§ **READING PASSAGE**:
################

# New member here! Sv20 & ironman 2 mini



## Carsonthetexan

Hi all! New member and longtime lurker. Finally about to get back into Marshall amps. Had a MX series a long time ago and I couldnt wait to get rid of it. Been doing some research and will be getting my first "real" marshall soon. Still debating on the SV20C or the SV20 head and cab. I've looked up countless reviews that say it's way too loud for home use so I'll be getting an attenuator for it as well. Pretty set on getting the Tone King ironman 2 mini but noticed both the amps are rated at 16 ohms. Looked up the toneking and its rated at 8 ohms only. For hooking up would i just run the 8 ohm output into the toneking then out to the 16 ohm cab? I know I'd rather have a lower head output into the cab but what if it's the combo? Thanks all!


----------



## Dogs of Doom

to the forum...

I'm not sure about the attenuator, sorry.


----------



## South Park

You can go higher in ohms but not lower . The 16 ohm cab with a 8 ohm head will restrict a small amount of power out of the amp . Greetings from cal


----------



## Dogs of Doom

South Park said:


> You can go higher in ohms but not lower . The 16 ohm cab with a 8 ohm head will restrict a small amount of power out of the amp . Greetings from cal


depends on the attenuator...


----------



## paul-e-mann

Carsonthetexan said:


> Hi all! New member and longtime lurker. Finally about to get back into Marshall amps. Had a MX series a long time ago and I couldnt wait to get rid of it. Been doing some research and will be getting my first "real" marshall soon. Still debating on the SV20C or the SV20 head and cab. I've looked up countless reviews that say it's way too loud for home use so I'll be getting an attenuator for it as well. Pretty set on getting the Tone King ironman 2 mini but noticed both the amps are rated at 16 ohms. Looked up the toneking and its rated at 8 ohms only. For hooking up would i just run the 8 ohm output into the toneking then out to the 16 ohm cab? I know I'd rather have a lower head output into the cab but what if it's the combo? Thanks all!

################

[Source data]
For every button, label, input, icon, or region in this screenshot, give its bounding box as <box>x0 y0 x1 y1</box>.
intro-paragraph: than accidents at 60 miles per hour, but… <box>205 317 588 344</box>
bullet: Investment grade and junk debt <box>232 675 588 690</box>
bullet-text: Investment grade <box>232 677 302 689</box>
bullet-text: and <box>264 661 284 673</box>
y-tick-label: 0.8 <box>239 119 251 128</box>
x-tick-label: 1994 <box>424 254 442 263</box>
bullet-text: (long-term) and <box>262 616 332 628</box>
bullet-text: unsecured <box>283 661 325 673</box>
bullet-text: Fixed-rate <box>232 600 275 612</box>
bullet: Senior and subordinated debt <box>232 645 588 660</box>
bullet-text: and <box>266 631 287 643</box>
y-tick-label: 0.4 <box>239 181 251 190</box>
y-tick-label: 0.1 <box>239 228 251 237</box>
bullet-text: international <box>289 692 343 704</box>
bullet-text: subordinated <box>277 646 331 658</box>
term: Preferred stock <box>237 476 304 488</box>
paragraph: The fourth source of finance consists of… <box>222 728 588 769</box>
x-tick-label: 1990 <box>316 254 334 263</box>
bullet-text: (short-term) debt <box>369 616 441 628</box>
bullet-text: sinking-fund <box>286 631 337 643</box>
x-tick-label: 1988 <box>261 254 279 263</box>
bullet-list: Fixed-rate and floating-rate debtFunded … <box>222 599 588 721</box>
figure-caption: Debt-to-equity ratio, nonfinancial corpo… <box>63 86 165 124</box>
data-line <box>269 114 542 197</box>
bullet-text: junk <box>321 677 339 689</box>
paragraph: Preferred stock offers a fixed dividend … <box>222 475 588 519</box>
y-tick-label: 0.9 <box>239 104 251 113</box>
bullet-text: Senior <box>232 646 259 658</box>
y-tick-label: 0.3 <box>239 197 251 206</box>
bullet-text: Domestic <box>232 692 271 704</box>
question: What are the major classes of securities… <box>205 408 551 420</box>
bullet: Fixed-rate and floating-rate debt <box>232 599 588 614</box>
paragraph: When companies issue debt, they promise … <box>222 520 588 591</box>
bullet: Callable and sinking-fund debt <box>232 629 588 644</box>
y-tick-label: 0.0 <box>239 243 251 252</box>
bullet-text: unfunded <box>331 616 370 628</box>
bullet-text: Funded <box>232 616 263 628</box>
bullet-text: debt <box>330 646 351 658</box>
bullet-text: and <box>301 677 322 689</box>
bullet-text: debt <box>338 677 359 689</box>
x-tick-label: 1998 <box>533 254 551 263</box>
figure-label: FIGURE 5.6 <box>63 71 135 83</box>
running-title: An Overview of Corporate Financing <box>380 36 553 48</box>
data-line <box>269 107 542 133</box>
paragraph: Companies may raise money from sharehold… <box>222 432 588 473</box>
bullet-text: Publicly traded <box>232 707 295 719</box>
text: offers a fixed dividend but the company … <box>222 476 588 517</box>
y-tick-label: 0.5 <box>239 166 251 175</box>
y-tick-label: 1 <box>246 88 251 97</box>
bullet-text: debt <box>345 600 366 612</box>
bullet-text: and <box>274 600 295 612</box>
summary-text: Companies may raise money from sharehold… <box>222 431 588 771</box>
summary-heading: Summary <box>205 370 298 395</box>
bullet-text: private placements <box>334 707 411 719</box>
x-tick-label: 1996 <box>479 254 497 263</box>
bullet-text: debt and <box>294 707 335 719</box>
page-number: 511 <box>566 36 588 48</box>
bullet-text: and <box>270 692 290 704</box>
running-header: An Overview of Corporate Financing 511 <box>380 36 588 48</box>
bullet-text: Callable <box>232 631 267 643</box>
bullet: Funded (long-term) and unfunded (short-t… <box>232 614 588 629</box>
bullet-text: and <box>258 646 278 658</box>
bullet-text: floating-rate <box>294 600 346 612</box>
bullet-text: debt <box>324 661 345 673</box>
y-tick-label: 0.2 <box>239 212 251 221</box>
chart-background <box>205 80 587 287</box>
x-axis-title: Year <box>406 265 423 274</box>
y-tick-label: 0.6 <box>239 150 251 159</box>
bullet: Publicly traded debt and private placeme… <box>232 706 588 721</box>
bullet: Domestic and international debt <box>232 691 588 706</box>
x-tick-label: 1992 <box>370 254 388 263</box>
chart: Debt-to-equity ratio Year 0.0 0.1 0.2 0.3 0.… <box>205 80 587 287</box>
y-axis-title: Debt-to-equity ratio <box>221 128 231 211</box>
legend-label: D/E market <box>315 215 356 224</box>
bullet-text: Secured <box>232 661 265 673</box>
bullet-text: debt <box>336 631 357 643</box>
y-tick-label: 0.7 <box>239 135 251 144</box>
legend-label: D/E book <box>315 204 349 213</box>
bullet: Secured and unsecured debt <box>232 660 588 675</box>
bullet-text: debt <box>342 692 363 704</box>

################

§ **TASK 1**:
Decide whether each statement agrees with the forum thread about the SV20 and the attenuator. Answer yes or no for each, quoting the words from the thread that decide it.
(a) The first poster plans to get an attenuator because reviews call the amp too loud for home use.
(b) The Tone King Ironman 2 Mini is rated at 16 ohms.
(c) South Park says you can go lower in ohms but not higher.
§ **TASK 2**: Please resume the forum thread about the SV20 and the attenuator, picking up right after its final line.

§ **RESPONSE 1**:
(a) Yes: "I've looked up countless reviews that say it's way too loud for home use so I'll be getting an attenuator for it as well."
(b) No: "Looked up the toneking and its rated at 8 ohms only."
(c) No: "You can go higher in ohms but not lower"

§ **RESPONSE 2**:
You can do 8 ohm or 16 ohm with the SV20, whichever you choose make sure your cab ohms match, and your attenuator ohms match. To run it safely everything has to match. If youre dead set on the tone king then get an 8 ohm cab. Everybody here seems to like the Weber attenuator which is half the price of the tone king and can do 8 and 16 ohm you might want to look into that. Welcome to the forum! 

I just looked up the tone king and it is 30 watts, thats not enough for the SV20 which is 20 watts, youre attenuator needs to be at least double the amp watts to use it safely, this is another argument why the Weber is better since it is 50 watts.


----------



## Biff Maloy

Being too loud varies by your situation. It can be done if you have the room. I never use an attenuator with my SV20H. At home i just run it on 5 watts and use a Celestion Heritage G12M20. 96db speaker makes a difference. It still cranks well but is tolerable.


----------



## Mitchell Pearrow

Carsonthetexan said:


> Hi all! New member and longtime lurker. Finally about to get back into Marshall amps. Had a MX series a long time ago and I couldnt wait to get rid of it. Been doing some research and will be getting my first "real" marshall soon. Still debating on the SV20C or the SV20 head and cab. I've looked up countless reviews that say it's way too loud for home use so I'll be getting an attenuator for it as well. Pretty set on getting the Tone King ironman 2 mini but noticed both the amps are rated at 16 ohms. Looked up the toneking and its rated at 8 ohms only. For hooking up would i just run the 8 ohm output into the toneking then out to the 16 ohm cab? I know I'd rather have a lower head output into the cab but what if it's the combo? Thanks all!


Welcome to the forum 
Fine choice of Marshall amp to get.
Cheers 
Mitch


----------



## Micky

Greetings!


----------



## Trapland

Carsonthetexan said:


> Hi all! New member and longtime lurker. Finally about to get back into Marshall amps. Had a MX series a long time ago and I couldnt wait to get rid of it. Been doing some research and will be getting my first "real" marshall soon. Still debating on the SV20C or the SV20 head and cab. I've looked up countless reviews that say it's way too loud for home use so I'll be getting an attenuator for it as well. Pretty set on getting the Tone King ironman 2 mini but noticed both the amps are rated at 16 ohms. Looked up the toneking and its rated at 8 ohms only. For hooking up would i just run the 8 ohm output into the toneking then out to the 16 ohm cab? I know I'd rather have a lower head output into the cab but what if it's the combo? Thanks all!


You can change the speaker(s) to make 8 ohms and set the amp to 8 ohms. Welcome.

I use Marshall Powerbrakes on the SV20 as well as my original 1968 plexi which is just a bit more valuable. I would use an Ironman, but they are both reactive loads, the Powerbrake does 8 or 16 ohms and they’re 200 bucks (used). I own and use 3 daily.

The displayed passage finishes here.